**EXERCISE AIM:** What is the number of lines holding the word "الترمذي"? Write that number and nothing else.

**EXTRACTED RECORDS:**

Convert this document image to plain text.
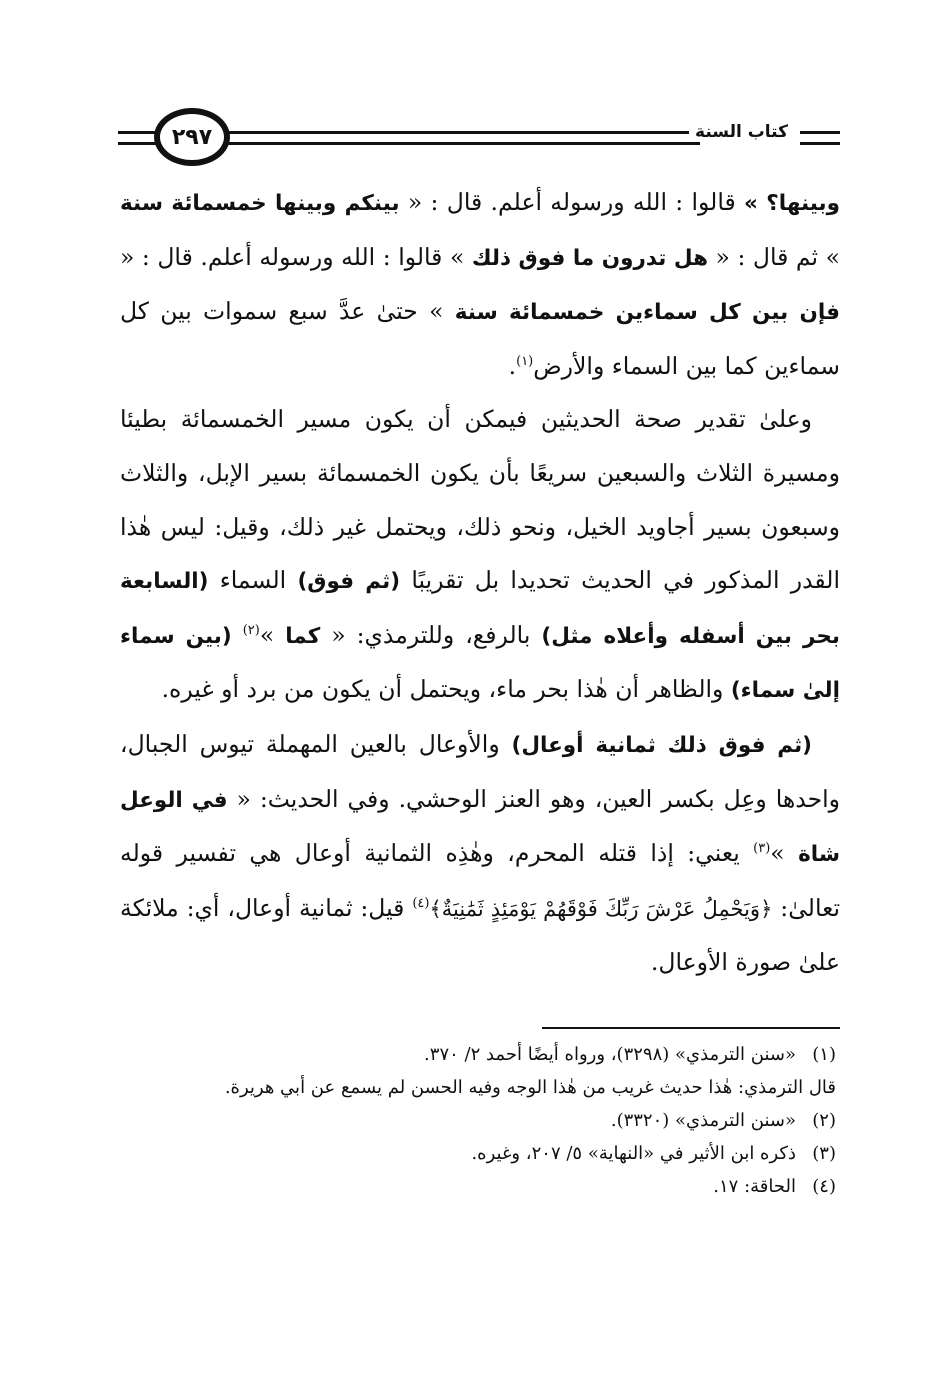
٢٩٧	كتاب السنة

وبينها؟ » قالوا : الله ورسوله أعلم. قال : « بينكم وبينها خمسمائة سنة » ثم قال : « هل تدرون ما فوق ذلك » قالوا : الله ورسوله أعلم. قال : « فإن بين كل سماءين خمسمائة سنة » حتىٰ عدَّ سبع سموات بين كل سماءين كما بين السماء والأرض$^{(١)}$.

وعلىٰ تقدير صحة الحديثين فيمكن أن يكون مسير الخمسمائة بطيئا ومسيرة الثلاث والسبعين سريعًا بأن يكون الخمسمائة بسير الإبل، والثلاث وسبعون بسير أجاويد الخيل، ونحو ذلك، ويحتمل غير ذلك، وقيل: ليس هٰذا القدر المذكور في الحديث تحديدا بل تقريبًا (ثم فوق) السماء (السابعة بحر بين أسفله وأعلاه مثل) بالرفع، وللترمذي: « كما »$^{(٢)}$ (بين سماء إلىٰ سماء) والظاهر أن هٰذا بحر ماء، ويحتمل أن يكون من برد أو غيره.

(ثم فوق ذلك ثمانية أوعال) والأوعال بالعين المهملة تيوس الجبال، واحدها وعِل بكسر العين، وهو العنز الوحشي. وفي الحديث: « في الوعل شاة »$^{(٣)}$ يعني: إذا قتله المحرم، وهٰذِه الثمانية أوعال هي تفسير قوله تعالىٰ: ﴿وَيَحْمِلُ عَرْشَ رَبِّكَ فَوْقَهُمْ يَوْمَئِذٍ ثَمَٰنِيَةٌ﴾$^{(٤)}$ قيل: ثمانية أوعال، أي: ملائكة علىٰ صورة الأوعال.

(١)
«سنن الترمذي» (٣٢٩٨)، ورواه أيضًا أحمد ٢/ ٣٧٠.

قال الترمذي: هٰذا حديث غريب من هٰذا الوجه وفيه الحسن لم يسمع عن أبي هريرة.

(٢)
«سنن الترمذي» (٣٣٢٠).

(٣)
ذكره ابن الأثير في «النهاية» ٥/ ٢٠٧، وغيره.

(٤)
الحاقة: ١٧.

**RESULT FOR THIS EXERCISE:** 3